_Exercise instructions_. Copy exactly, and only, the lines from the one with "Give me the" to the end of the listing; omit pictures.

_Provided information_.
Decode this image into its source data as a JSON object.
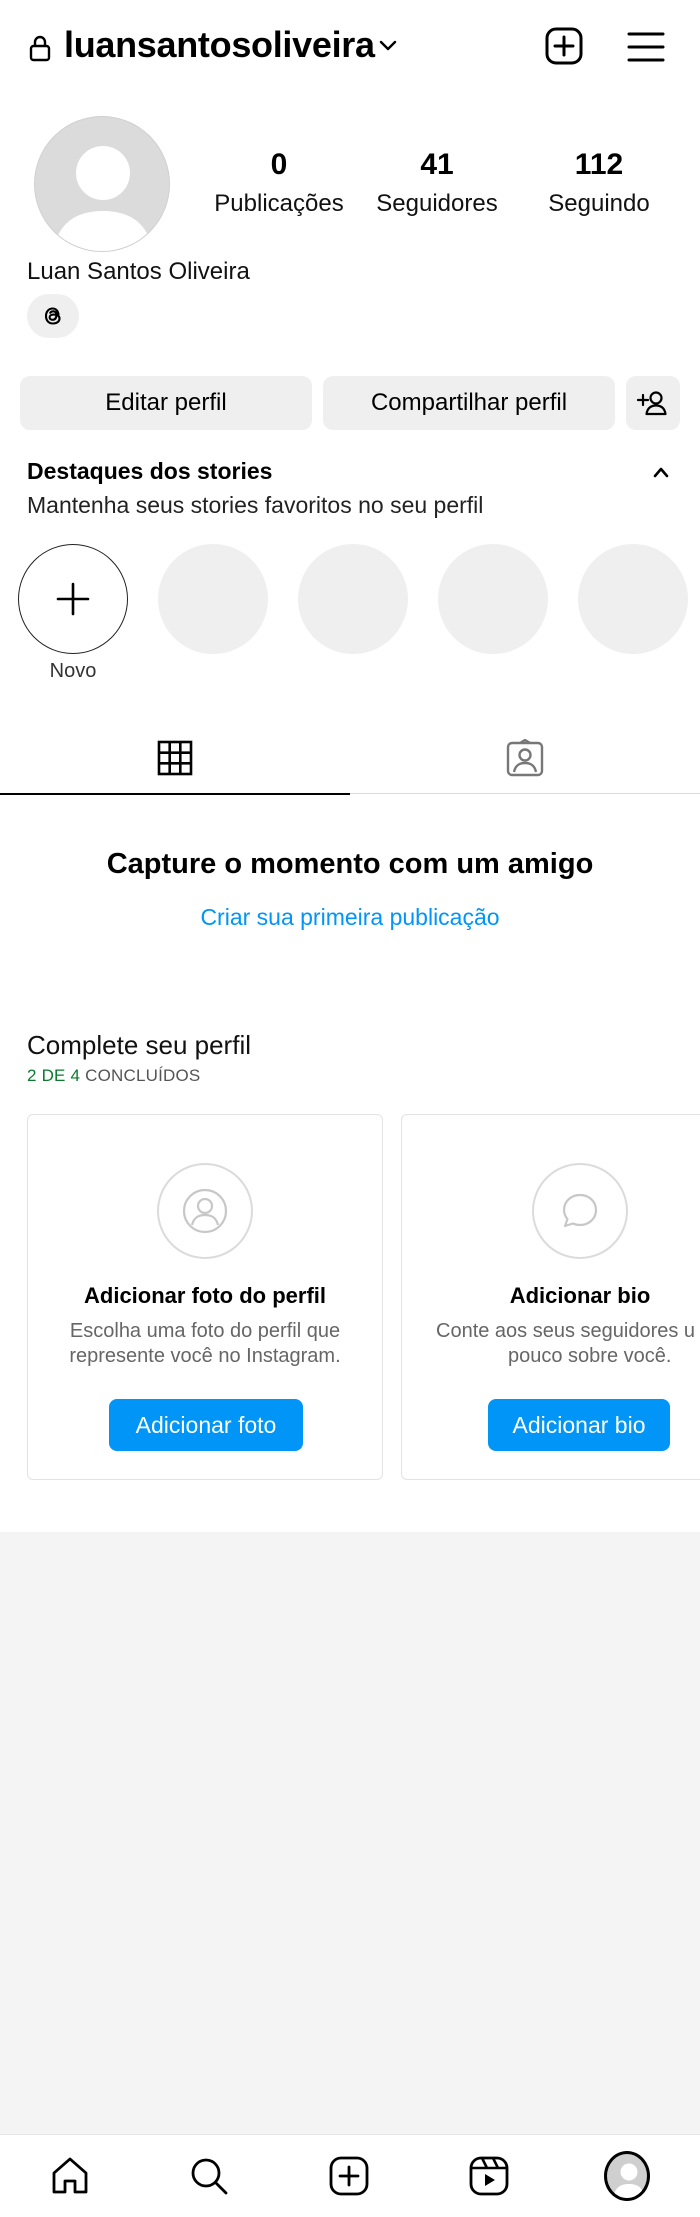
{
  "header": {
    "username": "luansantosoliveira",
    "lock_icon": "lock-icon",
    "chevron_icon": "chevron-down-icon",
    "create_icon": "plus-square-icon",
    "menu_icon": "hamburger-menu-icon"
  },
  "profile": {
    "full_name": "Luan Santos Oliveira",
    "stats": [
      {
        "value": "0",
        "label": "Publicações"
      },
      {
        "value": "41",
        "label": "Seguidores"
      },
      {
        "value": "112",
        "label": "Seguindo"
      }
    ]
  },
  "actions": {
    "edit_label": "Editar perfil",
    "share_label": "Compartilhar perfil"
  },
  "highlights": {
    "title": "Destaques dos stories",
    "subtitle": "Mantenha seus stories favoritos no seu perfil",
    "new_label": "Novo"
  },
  "empty_state": {
    "title": "Capture o momento com um amigo",
    "link": "Criar sua primeira publicação"
  },
  "complete_profile": {
    "title": "Complete seu perfil",
    "progress_done": "2 DE 4",
    "progress_suffix": " CONCLUÍDOS",
    "cards": [
      {
        "title": "Adicionar foto do perfil",
        "text_line1": "Escolha uma foto do perfil que",
        "text_line2": "represente você no Instagram.",
        "button": "Adicionar foto"
      },
      {
        "title": "Adicionar bio",
        "text_line1": "Conte aos seus seguidores u",
        "text_line2": "pouco sobre você.",
        "button": "Adicionar bio"
      }
    ]
  },
  "colors": {
    "accent": "#0095f6",
    "progress_green": "#0a7a2e",
    "chip_bg": "#efefef",
    "page_bg": "#f4f4f4"
  }
}
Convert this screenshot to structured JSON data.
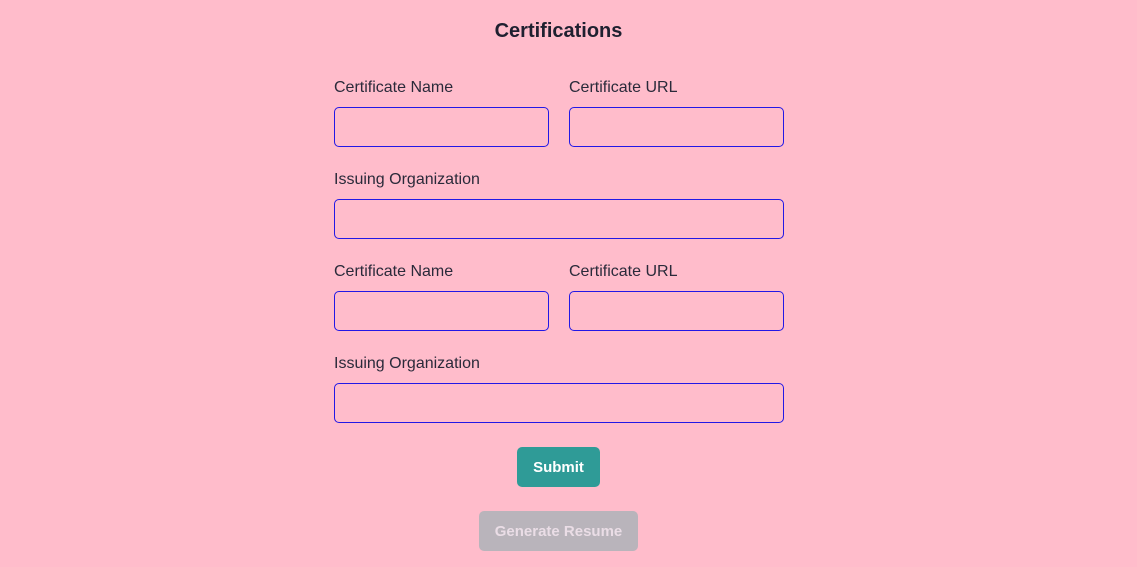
{
  "section": {
    "title": "Certifications"
  },
  "certifications": [
    {
      "name_label": "Certificate Name",
      "name_value": "",
      "url_label": "Certificate URL",
      "url_value": "",
      "org_label": "Issuing Organization",
      "org_value": ""
    },
    {
      "name_label": "Certificate Name",
      "name_value": "",
      "url_label": "Certificate URL",
      "url_value": "",
      "org_label": "Issuing Organization",
      "org_value": ""
    }
  ],
  "actions": {
    "submit_label": "Submit",
    "generate_label": "Generate Resume",
    "generate_disabled": true
  },
  "colors": {
    "background": "#ffbccb",
    "input_border": "#2218e6",
    "submit_bg": "#2f9b97",
    "generate_bg": "#b9b4bb"
  }
}
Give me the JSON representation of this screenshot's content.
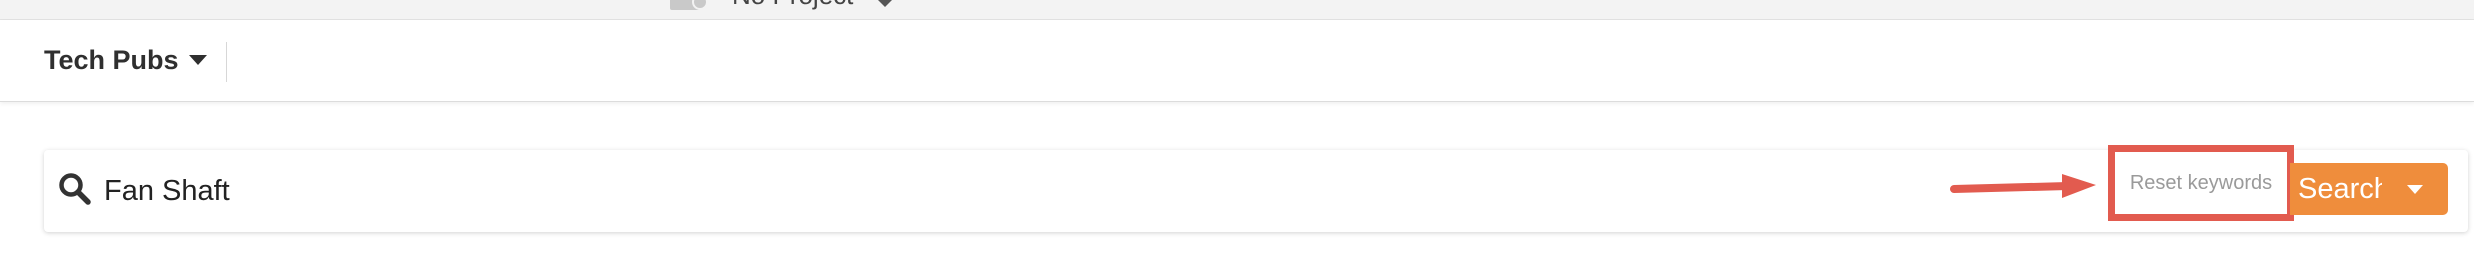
{
  "project_selector": {
    "label": "No Project",
    "icon": "folder-icon"
  },
  "header": {
    "brand_label": "Tech Pubs",
    "brand_caret_icon": "caret-down-icon"
  },
  "search": {
    "icon": "search-icon",
    "value": "Fan Shaft",
    "reset_label": "Reset keywords",
    "button_label": "Search",
    "dropdown_icon": "caret-down-icon"
  },
  "colors": {
    "accent": "#ef8d3c",
    "annotation": "#e25b4f",
    "text_dark": "#2f2f2f"
  }
}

_Response_.
Give me the JSON representation of this screenshot's content.
{
  "project_selector": {
    "label": "No Project",
    "icon": "folder-icon"
  },
  "header": {
    "brand_label": "Tech Pubs",
    "brand_caret_icon": "caret-down-icon"
  },
  "search": {
    "icon": "search-icon",
    "value": "Fan Shaft",
    "reset_label": "Reset keywords",
    "button_label": "Search",
    "dropdown_icon": "caret-down-icon"
  },
  "colors": {
    "accent": "#ef8d3c",
    "annotation": "#e25b4f",
    "text_dark": "#2f2f2f"
  }
}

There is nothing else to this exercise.